▶ **Work to be completed**
Copy exactly, and only, the lines from the line containing "Give me a plain-text" through the last line of the records below, both included.

▶ **Supplied data**
==========
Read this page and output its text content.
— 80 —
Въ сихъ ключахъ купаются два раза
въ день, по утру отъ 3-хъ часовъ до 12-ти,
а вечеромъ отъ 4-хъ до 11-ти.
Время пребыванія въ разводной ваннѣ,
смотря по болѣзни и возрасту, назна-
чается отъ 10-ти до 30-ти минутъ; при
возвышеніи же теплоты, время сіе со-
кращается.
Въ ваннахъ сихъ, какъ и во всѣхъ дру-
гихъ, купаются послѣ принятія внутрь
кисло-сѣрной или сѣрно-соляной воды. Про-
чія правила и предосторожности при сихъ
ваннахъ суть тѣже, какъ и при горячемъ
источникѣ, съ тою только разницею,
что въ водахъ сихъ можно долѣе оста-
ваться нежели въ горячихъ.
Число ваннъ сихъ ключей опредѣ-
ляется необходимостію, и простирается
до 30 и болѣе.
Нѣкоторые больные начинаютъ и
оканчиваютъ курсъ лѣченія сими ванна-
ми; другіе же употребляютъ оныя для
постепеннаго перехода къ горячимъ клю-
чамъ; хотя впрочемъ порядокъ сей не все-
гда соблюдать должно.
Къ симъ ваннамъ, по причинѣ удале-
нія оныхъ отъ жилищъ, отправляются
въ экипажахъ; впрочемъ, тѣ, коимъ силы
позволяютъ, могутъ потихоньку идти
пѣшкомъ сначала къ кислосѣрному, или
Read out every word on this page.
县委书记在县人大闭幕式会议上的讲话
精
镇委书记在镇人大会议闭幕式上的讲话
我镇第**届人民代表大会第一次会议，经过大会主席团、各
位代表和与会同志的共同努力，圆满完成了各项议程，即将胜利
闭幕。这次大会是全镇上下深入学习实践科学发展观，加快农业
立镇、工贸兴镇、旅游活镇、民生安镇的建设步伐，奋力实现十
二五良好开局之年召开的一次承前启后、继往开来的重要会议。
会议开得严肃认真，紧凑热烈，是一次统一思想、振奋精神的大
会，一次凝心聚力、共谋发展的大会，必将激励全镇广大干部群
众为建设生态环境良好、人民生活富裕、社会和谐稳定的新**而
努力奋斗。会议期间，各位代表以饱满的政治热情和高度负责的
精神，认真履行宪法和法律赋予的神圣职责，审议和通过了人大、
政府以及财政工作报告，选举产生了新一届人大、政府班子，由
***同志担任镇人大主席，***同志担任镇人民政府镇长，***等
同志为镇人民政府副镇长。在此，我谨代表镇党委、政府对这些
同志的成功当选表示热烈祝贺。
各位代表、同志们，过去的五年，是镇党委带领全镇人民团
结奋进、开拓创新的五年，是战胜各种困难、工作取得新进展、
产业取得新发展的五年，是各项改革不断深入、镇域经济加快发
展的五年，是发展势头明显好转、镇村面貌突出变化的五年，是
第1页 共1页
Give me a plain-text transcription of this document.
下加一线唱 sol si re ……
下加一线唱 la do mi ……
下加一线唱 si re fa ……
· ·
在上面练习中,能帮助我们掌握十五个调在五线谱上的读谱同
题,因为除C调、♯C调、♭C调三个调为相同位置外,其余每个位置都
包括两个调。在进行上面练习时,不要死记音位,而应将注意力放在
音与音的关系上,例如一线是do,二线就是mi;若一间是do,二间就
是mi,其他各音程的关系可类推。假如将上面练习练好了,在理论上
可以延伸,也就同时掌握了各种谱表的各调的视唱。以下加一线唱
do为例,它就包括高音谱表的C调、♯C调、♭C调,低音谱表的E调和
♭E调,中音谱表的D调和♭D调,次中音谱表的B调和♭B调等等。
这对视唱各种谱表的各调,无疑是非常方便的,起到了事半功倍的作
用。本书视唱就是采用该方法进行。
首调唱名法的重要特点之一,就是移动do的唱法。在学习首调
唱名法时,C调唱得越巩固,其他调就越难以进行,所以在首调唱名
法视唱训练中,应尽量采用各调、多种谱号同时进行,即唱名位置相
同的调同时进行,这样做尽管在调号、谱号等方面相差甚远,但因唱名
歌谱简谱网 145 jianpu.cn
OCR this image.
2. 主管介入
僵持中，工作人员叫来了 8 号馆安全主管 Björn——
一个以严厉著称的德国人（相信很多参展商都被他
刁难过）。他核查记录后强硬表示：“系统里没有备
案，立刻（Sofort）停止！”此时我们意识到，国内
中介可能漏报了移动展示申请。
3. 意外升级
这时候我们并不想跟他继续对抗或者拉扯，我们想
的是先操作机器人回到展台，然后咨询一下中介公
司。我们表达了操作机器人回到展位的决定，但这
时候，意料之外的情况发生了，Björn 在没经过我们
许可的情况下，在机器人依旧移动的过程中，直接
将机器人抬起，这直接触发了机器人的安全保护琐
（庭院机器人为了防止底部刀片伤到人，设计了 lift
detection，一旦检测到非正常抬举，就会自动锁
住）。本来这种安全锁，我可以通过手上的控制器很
==========
▶ **Solved exercise**
Give me a plain-text transcription of this document.
下加一线唱 sol si re ……
下加一线唱 la do mi ……
下加一线唱 si re fa ……
· ·
在上面练习中,能帮助我们掌握十五个调在五线谱上的读谱同
题,因为除C调、♯C调、♭C调三个调为相同位置外,其余每个位置都
包括两个调。在进行上面练习时,不要死记音位,而应将注意力放在
音与音的关系上,例如一线是do,二线就是mi;若一间是do,二间就
是mi,其他各音程的关系可类推。假如将上面练习练好了,在理论上
可以延伸,也就同时掌握了各种谱表的各调的视唱。以下加一线唱
do为例,它就包括高音谱表的C调、♯C调、♭C调,低音谱表的E调和
♭E调,中音谱表的D调和♭D调,次中音谱表的B调和♭B调等等。
这对视唱各种谱表的各调,无疑是非常方便的,起到了事半功倍的作
用。本书视唱就是采用该方法进行。
首调唱名法的重要特点之一,就是移动do的唱法。在学习首调
唱名法时,C调唱得越巩固,其他调就越难以进行,所以在首调唱名
法视唱训练中,应尽量采用各调、多种谱号同时进行,即唱名位置相
同的调同时进行,这样做尽管在调号、谱号等方面相差甚远,但因唱名
歌谱简谱网 145 jianpu.cn
OCR this image.
2. 主管介入
僵持中，工作人员叫来了 8 号馆安全主管 Björn——
一个以严厉著称的德国人（相信很多参展商都被他
刁难过）。他核查记录后强硬表示：“系统里没有备
案，立刻（Sofort）停止！”此时我们意识到，国内
中介可能漏报了移动展示申请。
3. 意外升级
这时候我们并不想跟他继续对抗或者拉扯，我们想
的是先操作机器人回到展台，然后咨询一下中介公
司。我们表达了操作机器人回到展位的决定，但这
时候，意料之外的情况发生了，Björn 在没经过我们
许可的情况下，在机器人依旧移动的过程中，直接
将机器人抬起，这直接触发了机器人的安全保护琐
（庭院机器人为了防止底部刀片伤到人，设计了 lift
detection，一旦检测到非正常抬举，就会自动锁
住）。本来这种安全锁，我可以通过手上的控制器很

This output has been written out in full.